Imtiaz Omar and Zakir Hossain

Post-colonial constitutions have their distinctive flavour of elaborate provisions of separation of judicial power and judicial independence. The Bangladesh constitution is no exception. An added dimension which the Bangladesh constitution shares with a few others is the establishment of Supreme Judicial Council to enquire into allegations of misconduct, impropriety, and infirmity of Supreme Court judges.

Recently, allegations were made from the Bar that one of the newly appointed judges of the High Court Division had manipulated his LL.B. transcript. Faced with an intransigent situation of impending boycott of the Court by members of the Bar, and the refusal of the accompanying judge to sit with him in a Division Bench, the Chief Justice has stood down the concerned judge.

__Task instructions__:
A) Decide whether each statement below agrees with the passage on the Bangladesh constitution. Answer yes or no, and quote the deciding words of the passage. (i) The Bangladesh constitution sets up a Supreme Judicial Council to look into allegations against Supreme Court judges. (ii) The allegations about the LL.B. transcript were made by the Chief Justice. (iii) The accompanying judge agreed to sit with the newly appointed judge in a Division Bench.
B) Print the passage on the Bangladesh constitution from "Recently, allegations were" up to and including "the concerned judge.".
C) Continue the passage on the Bangladesh constitution and its judges, starting after its last sentence.

__Supplied material__:
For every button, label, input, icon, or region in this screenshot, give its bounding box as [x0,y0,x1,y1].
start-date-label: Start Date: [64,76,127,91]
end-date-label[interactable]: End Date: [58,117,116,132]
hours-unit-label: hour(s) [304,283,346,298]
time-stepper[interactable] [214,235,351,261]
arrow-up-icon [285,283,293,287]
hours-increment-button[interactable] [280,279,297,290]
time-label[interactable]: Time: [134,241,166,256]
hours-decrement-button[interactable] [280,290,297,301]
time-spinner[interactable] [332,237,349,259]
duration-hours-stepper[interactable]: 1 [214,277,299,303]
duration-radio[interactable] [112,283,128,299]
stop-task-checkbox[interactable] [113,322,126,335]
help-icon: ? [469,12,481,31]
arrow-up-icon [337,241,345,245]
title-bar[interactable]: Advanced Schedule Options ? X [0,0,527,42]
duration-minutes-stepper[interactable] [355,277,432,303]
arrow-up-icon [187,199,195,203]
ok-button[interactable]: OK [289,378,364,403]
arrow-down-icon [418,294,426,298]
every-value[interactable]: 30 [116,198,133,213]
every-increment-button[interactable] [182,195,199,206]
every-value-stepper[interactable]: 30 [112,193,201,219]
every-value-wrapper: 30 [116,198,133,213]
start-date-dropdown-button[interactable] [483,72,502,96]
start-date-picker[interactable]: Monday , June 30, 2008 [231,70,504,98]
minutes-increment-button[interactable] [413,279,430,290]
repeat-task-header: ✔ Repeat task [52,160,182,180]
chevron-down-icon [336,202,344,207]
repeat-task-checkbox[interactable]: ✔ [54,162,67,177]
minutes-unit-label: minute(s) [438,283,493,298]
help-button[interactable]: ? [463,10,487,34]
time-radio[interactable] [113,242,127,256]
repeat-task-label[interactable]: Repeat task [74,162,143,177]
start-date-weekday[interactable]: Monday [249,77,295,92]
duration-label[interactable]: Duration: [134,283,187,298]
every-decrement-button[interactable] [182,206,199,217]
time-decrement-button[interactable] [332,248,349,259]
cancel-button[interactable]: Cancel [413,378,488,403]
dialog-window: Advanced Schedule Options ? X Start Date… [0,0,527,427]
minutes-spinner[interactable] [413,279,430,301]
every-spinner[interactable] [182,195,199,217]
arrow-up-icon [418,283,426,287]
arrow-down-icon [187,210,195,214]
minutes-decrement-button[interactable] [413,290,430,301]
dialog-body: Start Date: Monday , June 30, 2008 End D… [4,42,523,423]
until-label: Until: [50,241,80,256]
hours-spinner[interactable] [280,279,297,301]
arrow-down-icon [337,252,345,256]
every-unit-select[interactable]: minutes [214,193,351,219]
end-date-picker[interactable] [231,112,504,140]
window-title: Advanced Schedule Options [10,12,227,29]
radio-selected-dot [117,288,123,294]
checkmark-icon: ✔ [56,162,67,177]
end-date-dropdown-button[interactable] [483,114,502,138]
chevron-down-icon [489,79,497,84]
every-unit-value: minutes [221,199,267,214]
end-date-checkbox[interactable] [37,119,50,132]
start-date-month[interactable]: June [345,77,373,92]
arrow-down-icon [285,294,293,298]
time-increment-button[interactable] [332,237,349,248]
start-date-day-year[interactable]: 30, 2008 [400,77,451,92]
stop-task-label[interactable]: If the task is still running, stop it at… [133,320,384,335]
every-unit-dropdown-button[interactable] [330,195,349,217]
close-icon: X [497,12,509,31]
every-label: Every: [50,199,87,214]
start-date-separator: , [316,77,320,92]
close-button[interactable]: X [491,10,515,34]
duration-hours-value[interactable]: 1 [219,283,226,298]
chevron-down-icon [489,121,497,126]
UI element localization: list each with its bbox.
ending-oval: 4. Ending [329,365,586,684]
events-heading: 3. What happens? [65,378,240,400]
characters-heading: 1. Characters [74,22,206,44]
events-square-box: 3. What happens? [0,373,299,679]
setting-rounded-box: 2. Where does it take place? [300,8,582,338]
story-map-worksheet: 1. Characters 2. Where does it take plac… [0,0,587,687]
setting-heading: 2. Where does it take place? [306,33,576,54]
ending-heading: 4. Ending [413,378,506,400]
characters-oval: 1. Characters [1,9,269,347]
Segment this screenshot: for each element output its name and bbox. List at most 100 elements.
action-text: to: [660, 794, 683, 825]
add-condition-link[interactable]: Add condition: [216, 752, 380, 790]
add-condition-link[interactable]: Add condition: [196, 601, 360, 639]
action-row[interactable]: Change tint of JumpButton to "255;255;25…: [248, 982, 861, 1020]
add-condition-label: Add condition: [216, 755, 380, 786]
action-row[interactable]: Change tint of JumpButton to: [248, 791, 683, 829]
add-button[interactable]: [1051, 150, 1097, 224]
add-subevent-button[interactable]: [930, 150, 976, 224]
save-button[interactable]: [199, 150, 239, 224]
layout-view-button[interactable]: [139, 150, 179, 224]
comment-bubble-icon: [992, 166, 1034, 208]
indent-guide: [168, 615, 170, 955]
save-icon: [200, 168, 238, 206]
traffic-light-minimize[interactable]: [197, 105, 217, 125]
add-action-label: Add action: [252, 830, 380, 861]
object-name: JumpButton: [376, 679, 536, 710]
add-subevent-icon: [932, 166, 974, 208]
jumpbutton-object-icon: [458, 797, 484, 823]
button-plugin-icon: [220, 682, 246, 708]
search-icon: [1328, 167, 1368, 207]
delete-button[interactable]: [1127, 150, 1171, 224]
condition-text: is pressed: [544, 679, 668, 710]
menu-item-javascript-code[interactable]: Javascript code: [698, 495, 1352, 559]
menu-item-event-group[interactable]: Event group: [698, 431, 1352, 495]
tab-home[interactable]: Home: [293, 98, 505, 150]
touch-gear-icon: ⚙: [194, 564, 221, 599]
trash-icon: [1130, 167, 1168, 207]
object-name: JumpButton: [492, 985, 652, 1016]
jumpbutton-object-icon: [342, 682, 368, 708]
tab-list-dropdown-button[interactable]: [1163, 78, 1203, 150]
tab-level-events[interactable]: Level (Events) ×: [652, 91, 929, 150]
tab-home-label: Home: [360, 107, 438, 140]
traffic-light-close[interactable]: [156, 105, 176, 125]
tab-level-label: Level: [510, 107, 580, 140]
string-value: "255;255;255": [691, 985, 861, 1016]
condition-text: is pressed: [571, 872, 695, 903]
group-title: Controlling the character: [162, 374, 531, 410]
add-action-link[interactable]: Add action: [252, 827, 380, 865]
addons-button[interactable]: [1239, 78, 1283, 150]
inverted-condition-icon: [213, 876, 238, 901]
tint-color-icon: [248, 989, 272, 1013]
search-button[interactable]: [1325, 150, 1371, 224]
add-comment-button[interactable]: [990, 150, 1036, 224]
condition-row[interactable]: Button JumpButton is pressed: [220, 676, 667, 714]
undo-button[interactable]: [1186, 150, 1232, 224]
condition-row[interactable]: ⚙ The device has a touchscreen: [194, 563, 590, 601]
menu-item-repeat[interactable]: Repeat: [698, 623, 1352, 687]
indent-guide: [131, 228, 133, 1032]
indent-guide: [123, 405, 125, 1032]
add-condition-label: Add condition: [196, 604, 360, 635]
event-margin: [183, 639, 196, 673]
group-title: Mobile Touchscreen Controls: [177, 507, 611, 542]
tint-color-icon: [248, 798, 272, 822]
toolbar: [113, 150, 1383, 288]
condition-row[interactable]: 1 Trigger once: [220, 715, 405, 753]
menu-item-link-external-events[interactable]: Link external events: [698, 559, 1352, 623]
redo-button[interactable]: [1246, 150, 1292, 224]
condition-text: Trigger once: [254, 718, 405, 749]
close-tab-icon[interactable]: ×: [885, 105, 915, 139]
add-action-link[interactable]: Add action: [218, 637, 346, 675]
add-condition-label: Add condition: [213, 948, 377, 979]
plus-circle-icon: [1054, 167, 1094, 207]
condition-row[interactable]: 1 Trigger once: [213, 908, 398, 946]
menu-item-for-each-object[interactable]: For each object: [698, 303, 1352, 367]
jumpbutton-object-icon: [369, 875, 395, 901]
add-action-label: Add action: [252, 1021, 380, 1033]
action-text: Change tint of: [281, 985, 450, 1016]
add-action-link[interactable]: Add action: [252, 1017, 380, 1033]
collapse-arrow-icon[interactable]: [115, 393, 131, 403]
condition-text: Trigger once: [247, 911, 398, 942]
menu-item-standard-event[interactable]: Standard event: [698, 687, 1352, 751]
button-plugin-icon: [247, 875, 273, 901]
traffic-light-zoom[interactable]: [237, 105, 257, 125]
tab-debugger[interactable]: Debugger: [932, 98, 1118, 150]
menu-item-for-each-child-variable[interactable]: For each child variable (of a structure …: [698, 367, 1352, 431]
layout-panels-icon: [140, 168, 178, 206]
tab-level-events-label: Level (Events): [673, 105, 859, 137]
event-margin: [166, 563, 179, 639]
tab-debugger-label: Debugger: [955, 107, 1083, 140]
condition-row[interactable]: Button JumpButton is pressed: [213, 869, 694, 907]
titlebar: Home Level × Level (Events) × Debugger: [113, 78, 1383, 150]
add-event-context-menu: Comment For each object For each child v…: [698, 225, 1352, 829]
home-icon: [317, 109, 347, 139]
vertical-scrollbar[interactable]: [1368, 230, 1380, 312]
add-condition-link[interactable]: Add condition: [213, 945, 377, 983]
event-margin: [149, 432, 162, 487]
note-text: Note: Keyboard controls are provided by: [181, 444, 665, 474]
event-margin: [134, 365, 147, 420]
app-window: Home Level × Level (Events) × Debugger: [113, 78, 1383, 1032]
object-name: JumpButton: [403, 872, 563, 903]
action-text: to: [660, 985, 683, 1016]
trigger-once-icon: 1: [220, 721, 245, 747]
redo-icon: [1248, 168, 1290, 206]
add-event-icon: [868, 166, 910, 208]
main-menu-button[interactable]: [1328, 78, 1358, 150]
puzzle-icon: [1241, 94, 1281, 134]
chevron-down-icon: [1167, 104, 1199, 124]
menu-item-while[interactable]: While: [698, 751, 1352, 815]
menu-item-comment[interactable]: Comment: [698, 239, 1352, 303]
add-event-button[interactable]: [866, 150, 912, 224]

__Responses for each task__:
A)
(i) Yes: "the establishment of Supreme Judicial Council to enquire into allegations of misconduct, impropriety, and infirmity of Supreme Court judges"
(ii) No: "allegations were made from the Bar"
(iii) No: "the refusal of the accompanying judge to sit with him in a Division Bench"

B)
Recently, allegations were made from the Bar that one of the newly appointed judges of the High Court Division had manipulated his LL.B. transcript. Faced with an intransigent situation of impending boycott of the Court by members of the Bar, and the refusal of the accompanying judge to sit with him in a Division Bench, the Chief Justice has stood down the concerned judge.

C)
The major question that has arisen among some sections of lawyers, judges, academics, commentators and journalists is that, should the Supreme Judicial Council be invoked to address this problem. The judge under question has not been confirmed yet; he is a temporary judge. For purposes of argument, it is accepted that the Chief Justice has certain responsibilities and discretion to see to it that respectability and legitimacy of the supreme constitutional judicial organ of Bangladesh be maintained and perpetuated. So a temporary judge can be stood down. If the concerned judge has, in fact, manipulated his academic transcript, it is an abhorrent act. It has in fact been found by an enquiry committee appointed by the Chittagong University authority that he has done so.

Despite all these, there should not have been any insurmountable problem in convening an enquiry by the Supreme Judicial Council which has been established by the Constitution to take care of this rather sordid state of affairs. That course of action would have enhanced the legitimacy of the action taken in respect of the judge. It would also entrench the respectability of the Chief Justice. Beyond all these, it would have given the impression that matters like this can be taken care of an institutional procedural way rather than by seemingly partisan tactics by sections of the leadership of the Bar Association.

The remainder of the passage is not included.